Short task:
Identify and reproduce every line holding the string "display".

+ + + +

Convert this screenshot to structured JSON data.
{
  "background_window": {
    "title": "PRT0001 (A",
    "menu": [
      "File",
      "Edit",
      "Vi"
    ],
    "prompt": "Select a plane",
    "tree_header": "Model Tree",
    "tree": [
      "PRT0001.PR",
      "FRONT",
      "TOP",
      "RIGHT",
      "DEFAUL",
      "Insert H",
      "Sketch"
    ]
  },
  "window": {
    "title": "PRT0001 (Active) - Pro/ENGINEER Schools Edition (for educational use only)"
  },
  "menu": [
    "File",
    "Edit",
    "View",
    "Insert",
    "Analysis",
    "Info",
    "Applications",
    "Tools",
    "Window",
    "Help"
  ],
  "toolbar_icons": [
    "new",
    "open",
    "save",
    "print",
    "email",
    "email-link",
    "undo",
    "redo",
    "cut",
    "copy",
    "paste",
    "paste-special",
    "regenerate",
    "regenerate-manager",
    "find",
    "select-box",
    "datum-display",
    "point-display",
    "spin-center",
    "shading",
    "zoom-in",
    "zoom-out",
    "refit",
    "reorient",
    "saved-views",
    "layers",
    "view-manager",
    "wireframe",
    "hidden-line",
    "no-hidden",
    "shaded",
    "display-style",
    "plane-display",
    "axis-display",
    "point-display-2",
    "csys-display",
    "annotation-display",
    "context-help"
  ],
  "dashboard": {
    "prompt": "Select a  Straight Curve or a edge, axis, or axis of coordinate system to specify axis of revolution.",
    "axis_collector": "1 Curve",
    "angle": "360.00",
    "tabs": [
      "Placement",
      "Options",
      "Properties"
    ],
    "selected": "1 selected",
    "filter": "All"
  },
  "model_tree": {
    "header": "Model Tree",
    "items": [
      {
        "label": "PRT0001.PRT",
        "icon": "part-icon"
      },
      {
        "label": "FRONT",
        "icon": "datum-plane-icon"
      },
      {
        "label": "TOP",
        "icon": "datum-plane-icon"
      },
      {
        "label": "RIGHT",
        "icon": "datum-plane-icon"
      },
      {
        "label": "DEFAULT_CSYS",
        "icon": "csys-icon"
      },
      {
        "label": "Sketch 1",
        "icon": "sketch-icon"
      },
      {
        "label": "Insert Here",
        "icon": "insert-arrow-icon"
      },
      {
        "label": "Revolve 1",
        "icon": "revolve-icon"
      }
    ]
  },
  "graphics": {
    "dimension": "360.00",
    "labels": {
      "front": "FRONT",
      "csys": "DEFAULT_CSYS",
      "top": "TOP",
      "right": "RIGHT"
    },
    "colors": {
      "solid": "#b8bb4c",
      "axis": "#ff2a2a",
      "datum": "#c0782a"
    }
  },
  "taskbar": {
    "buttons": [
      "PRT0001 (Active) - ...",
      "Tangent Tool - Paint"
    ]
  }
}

+ + + +

Written response:
    "datum-display",
    "point-display",
    "display-style",
    "plane-display",
    "axis-display",
    "point-display-2",
    "csys-display",
    "annotation-display",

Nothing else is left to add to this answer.